- **Data extract**
-- -- --

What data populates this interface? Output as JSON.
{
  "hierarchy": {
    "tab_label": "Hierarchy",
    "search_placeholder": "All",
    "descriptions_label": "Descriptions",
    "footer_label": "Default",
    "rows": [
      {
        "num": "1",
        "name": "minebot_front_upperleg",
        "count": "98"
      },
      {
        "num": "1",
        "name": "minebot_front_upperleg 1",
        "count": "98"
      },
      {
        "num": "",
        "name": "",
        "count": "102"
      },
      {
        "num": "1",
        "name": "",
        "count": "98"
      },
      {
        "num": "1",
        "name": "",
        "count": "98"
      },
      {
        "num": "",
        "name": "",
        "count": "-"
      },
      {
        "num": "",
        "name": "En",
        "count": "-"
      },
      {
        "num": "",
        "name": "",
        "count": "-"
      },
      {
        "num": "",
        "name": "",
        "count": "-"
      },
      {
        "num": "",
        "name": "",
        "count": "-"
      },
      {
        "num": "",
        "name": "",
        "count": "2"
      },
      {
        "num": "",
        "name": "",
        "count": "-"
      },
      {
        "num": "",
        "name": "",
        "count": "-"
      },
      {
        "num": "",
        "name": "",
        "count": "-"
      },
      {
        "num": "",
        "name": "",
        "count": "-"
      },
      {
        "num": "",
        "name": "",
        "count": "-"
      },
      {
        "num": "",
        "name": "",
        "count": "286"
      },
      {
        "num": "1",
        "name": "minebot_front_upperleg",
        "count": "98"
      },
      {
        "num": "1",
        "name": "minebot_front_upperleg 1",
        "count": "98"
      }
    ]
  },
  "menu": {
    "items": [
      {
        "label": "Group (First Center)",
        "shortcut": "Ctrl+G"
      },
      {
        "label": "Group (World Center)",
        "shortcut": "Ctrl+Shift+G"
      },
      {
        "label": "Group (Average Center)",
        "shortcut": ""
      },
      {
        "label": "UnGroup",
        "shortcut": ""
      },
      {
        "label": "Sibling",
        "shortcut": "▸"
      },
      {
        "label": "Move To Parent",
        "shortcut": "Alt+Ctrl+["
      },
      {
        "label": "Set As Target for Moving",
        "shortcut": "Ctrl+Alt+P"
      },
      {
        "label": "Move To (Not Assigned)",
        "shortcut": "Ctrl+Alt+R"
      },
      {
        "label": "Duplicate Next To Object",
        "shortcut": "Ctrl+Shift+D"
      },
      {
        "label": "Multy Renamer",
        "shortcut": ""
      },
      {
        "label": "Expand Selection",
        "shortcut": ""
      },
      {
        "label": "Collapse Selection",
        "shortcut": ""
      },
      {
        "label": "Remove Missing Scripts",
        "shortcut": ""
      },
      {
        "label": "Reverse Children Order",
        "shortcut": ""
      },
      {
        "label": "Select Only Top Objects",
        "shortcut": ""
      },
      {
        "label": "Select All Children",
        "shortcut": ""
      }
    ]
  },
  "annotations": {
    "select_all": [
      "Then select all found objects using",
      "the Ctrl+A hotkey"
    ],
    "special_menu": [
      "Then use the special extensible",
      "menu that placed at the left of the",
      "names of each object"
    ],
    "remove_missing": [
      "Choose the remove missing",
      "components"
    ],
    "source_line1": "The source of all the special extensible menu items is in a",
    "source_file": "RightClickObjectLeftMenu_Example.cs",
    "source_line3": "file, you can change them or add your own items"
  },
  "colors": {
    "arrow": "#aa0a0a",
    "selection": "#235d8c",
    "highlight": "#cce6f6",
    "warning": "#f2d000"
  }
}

-- -- --

- **Your goal**
Transcribe all lines as written.

- **Result of the exercise**
What data populates this interface? Output as JSON.
{
  "hierarchy": {
    "tab_label": "Hierarchy",
    "search_placeholder": "All",
    "descriptions_label": "Descriptions",
    "footer_label": "Default",
    "rows": [
      {
        "num": "1",
        "name": "minebot_front_upperleg",
        "count": "98"
      },
      {
        "num": "1",
        "name": "minebot_front_upperleg 1",
        "count": "98"
      },
      {
        "num": "",
        "name": "",
        "count": "102"
      },
      {
        "num": "1",
        "name": "",
        "count": "98"
      },
      {
        "num": "1",
        "name": "",
        "count": "98"
      },
      {
        "num": "",
        "name": "",
        "count": "-"
      },
      {
        "num": "",
        "name": "En",
        "count": "-"
      },
      {
        "num": "",
        "name": "",
        "count": "-"
      },
      {
        "num": "",
        "name": "",
        "count": "-"
      },
      {
        "num": "",
        "name": "",
        "count": "-"
      },
      {
        "num": "",
        "name": "",
        "count": "2"
      },
      {
        "num": "",
        "name": "",
        "count": "-"
      },
      {
        "num": "",
        "name": "",
        "count": "-"
      },
      {
        "num": "",
        "name": "",
        "count": "-"
      },
      {
        "num": "",
        "name": "",
        "count": "-"
      },
      {
        "num": "",
        "name": "",
        "count": "-"
      },
      {
        "num": "",
        "name": "",
        "count": "286"
      },
      {
        "num": "1",
        "name": "minebot_front_upperleg",
        "count": "98"
      },
      {
        "num": "1",
        "name": "minebot_front_upperleg 1",
        "count": "98"
      }
    ]
  },
  "menu": {
    "items": [
      {
        "label": "Group (First Center)",
        "shortcut": "Ctrl+G"
      },
      {
        "label": "Group (World Center)",
        "shortcut": "Ctrl+Shift+G"
      },
      {
        "label": "Group (Average Center)",
        "shortcut": ""
      },
      {
        "label": "UnGroup",
        "shortcut": ""
      },
      {
        "label": "Sibling",
        "shortcut": "▸"
      },
      {
        "label": "Move To Parent",
        "shortcut": "Alt+Ctrl+["
      },
      {
        "label": "Set As Target for Moving",
        "shortcut": "Ctrl+Alt+P"
      },
      {
        "label": "Move To (Not Assigned)",
        "shortcut": "Ctrl+Alt+R"
      },
      {
        "label": "Duplicate Next To Object",
        "shortcut": "Ctrl+Shift+D"
      },
      {
        "label": "Multy Renamer",
        "shortcut": ""
      },
      {
        "label": "Expand Selection",
        "shortcut": ""
      },
      {
        "label": "Collapse Selection",
        "shortcut": ""
      },
      {
        "label": "Remove Missing Scripts",
        "shortcut": ""
      },
      {
        "label": "Reverse Children Order",
        "shortcut": ""
      },
      {
        "label": "Select Only Top Objects",
        "shortcut": ""
      },
      {
        "label": "Select All Children",
        "shortcut": ""
      }
    ]
  },
  "annotations": {
    "select_all": [
      "Then select all found objects using",
      "the Ctrl+A hotkey"
    ],
    "special_menu": [
      "Then use the special extensible",
      "menu that placed at the left of the",
      "names of each object"
    ],
    "remove_missing": [
      "Choose the remove missing",
      "components"
    ],
    "source_line1": "The source of all the special extensible menu items is in a",
    "source_file": "RightClickObjectLeftMenu_Example.cs",
    "source_line3": "file, you can change them or add your own items"
  },
  "colors": {
    "arrow": "#aa0a0a",
    "selection": "#235d8c",
    "highlight": "#cce6f6",
    "warning": "#f2d000"
  }
}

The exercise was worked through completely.